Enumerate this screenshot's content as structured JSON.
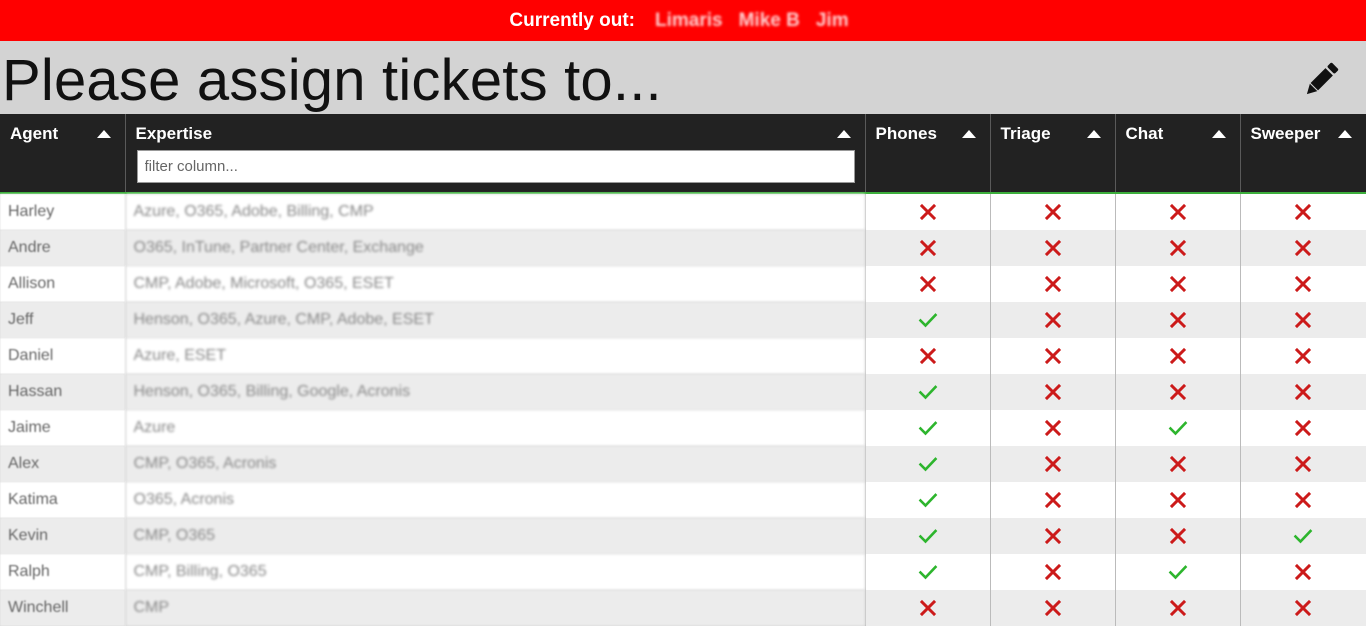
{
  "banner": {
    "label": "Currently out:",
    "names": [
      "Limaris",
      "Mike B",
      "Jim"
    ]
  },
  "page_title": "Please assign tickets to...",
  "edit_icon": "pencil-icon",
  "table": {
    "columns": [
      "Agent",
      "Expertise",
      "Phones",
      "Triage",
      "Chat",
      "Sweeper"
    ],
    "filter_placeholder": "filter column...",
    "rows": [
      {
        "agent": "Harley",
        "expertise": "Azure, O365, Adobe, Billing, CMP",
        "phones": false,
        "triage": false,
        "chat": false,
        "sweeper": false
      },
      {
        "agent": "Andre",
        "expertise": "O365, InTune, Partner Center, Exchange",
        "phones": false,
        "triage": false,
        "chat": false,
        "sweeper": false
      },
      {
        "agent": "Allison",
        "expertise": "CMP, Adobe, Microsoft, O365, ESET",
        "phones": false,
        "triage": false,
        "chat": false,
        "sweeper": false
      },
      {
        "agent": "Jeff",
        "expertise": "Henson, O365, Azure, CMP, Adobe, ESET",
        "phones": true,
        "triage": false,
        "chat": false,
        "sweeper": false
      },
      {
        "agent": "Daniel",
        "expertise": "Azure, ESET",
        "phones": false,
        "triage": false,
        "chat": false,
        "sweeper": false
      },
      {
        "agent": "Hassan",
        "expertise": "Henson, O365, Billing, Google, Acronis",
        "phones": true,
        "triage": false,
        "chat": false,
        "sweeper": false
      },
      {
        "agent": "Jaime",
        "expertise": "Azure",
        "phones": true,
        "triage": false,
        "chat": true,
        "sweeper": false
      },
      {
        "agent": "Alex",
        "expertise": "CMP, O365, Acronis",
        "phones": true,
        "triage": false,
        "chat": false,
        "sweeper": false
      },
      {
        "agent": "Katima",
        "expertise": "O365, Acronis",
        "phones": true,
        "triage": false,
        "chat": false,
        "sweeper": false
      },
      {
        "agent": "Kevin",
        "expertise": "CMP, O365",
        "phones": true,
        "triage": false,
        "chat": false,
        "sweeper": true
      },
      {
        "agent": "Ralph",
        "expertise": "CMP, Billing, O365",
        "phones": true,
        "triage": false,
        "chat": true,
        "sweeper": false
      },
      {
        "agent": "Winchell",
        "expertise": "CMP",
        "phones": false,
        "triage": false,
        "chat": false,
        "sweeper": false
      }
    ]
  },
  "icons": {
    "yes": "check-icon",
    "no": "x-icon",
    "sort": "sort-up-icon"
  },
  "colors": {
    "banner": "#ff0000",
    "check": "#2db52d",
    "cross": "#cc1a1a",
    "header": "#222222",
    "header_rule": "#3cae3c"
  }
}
━━━━━━━━━━━━━━━━━━━━
**STATED PROBLEM:** Copy each line from the data above that includes "ESET".

**WRITTEN ANSWER:**
        "expertise": "CMP, Adobe, Microsoft, O365, ESET",
        "expertise": "Henson, O365, Azure, CMP, Adobe, ESET",
        "expertise": "Azure, ESET",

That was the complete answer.